[Data records]
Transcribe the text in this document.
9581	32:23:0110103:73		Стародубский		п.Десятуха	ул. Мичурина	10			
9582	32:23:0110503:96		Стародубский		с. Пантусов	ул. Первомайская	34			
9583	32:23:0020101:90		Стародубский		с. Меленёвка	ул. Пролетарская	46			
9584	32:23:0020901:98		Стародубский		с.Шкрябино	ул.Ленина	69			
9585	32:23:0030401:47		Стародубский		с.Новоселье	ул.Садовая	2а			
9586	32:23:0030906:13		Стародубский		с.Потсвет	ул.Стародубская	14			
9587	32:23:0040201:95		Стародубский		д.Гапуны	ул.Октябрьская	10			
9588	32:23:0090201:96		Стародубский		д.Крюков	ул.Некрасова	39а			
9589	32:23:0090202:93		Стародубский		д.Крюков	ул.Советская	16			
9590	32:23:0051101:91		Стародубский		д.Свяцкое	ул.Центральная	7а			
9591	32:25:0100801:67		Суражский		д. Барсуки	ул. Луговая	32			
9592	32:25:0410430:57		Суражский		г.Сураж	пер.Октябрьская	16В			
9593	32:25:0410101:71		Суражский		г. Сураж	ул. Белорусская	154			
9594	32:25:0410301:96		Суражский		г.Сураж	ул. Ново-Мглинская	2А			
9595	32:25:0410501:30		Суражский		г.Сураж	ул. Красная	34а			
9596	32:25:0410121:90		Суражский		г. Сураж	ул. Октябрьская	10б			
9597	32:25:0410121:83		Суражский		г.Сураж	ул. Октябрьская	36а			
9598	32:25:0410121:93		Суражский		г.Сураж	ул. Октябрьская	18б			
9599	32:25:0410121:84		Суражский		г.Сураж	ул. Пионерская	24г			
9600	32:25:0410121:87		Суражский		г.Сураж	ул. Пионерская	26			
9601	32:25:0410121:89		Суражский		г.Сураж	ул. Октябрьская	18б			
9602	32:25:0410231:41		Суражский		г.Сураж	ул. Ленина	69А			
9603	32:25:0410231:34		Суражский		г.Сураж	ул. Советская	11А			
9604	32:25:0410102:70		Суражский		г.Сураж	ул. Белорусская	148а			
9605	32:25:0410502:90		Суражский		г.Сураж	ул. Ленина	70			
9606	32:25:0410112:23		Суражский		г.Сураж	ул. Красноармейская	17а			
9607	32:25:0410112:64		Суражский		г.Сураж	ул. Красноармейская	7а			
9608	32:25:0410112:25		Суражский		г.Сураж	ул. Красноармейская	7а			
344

GOAL :: Nothing should be changed: write out all of the data as is.

RESPONSE FOR THIS EXERCISE ::
Transcribe the text in this document.
9581	32:23:0110103:73		Стародубский		п.Десятуха	ул. Мичурина	10			
9582	32:23:0110503:96		Стародубский		с. Пантусов	ул. Первомайская	34			
9583	32:23:0020101:90		Стародубский		с. Меленёвка	ул. Пролетарская	46			
9584	32:23:0020901:98		Стародубский		с.Шкрябино	ул.Ленина	69			
9585	32:23:0030401:47		Стародубский		с.Новоселье	ул.Садовая	2а			
9586	32:23:0030906:13		Стародубский		с.Потсвет	ул.Стародубская	14			
9587	32:23:0040201:95		Стародубский		д.Гапуны	ул.Октябрьская	10			
9588	32:23:0090201:96		Стародубский		д.Крюков	ул.Некрасова	39а			
9589	32:23:0090202:93		Стародубский		д.Крюков	ул.Советская	16			
9590	32:23:0051101:91		Стародубский		д.Свяцкое	ул.Центральная	7а			
9591	32:25:0100801:67		Суражский		д. Барсуки	ул. Луговая	32			
9592	32:25:0410430:57		Суражский		г.Сураж	пер.Октябрьская	16В			
9593	32:25:0410101:71		Суражский		г. Сураж	ул. Белорусская	154			
9594	32:25:0410301:96		Суражский		г.Сураж	ул. Ново-Мглинская	2А			
9595	32:25:0410501:30		Суражский		г.Сураж	ул. Красная	34а			
9596	32:25:0410121:90		Суражский		г. Сураж	ул. Октябрьская	10б			
9597	32:25:0410121:83		Суражский		г.Сураж	ул. Октябрьская	36а			
9598	32:25:0410121:93		Суражский		г.Сураж	ул. Октябрьская	18б			
9599	32:25:0410121:84		Суражский		г.Сураж	ул. Пионерская	24г			
9600	32:25:0410121:87		Суражский		г.Сураж	ул. Пионерская	26			
9601	32:25:0410121:89		Суражский		г.Сураж	ул. Октябрьская	18б			
9602	32:25:0410231:41		Суражский		г.Сураж	ул. Ленина	69А			
9603	32:25:0410231:34		Суражский		г.Сураж	ул. Советская	11А			
9604	32:25:0410102:70		Суражский		г.Сураж	ул. Белорусская	148а			
9605	32:25:0410502:90		Суражский		г.Сураж	ул. Ленина	70			
9606	32:25:0410112:23		Суражский		г.Сураж	ул. Красноармейская	17а			
9607	32:25:0410112:64		Суражский		г.Сураж	ул. Красноармейская	7а			
9608	32:25:0410112:25		Суражский		г.Сураж	ул. Красноармейская	7а			
344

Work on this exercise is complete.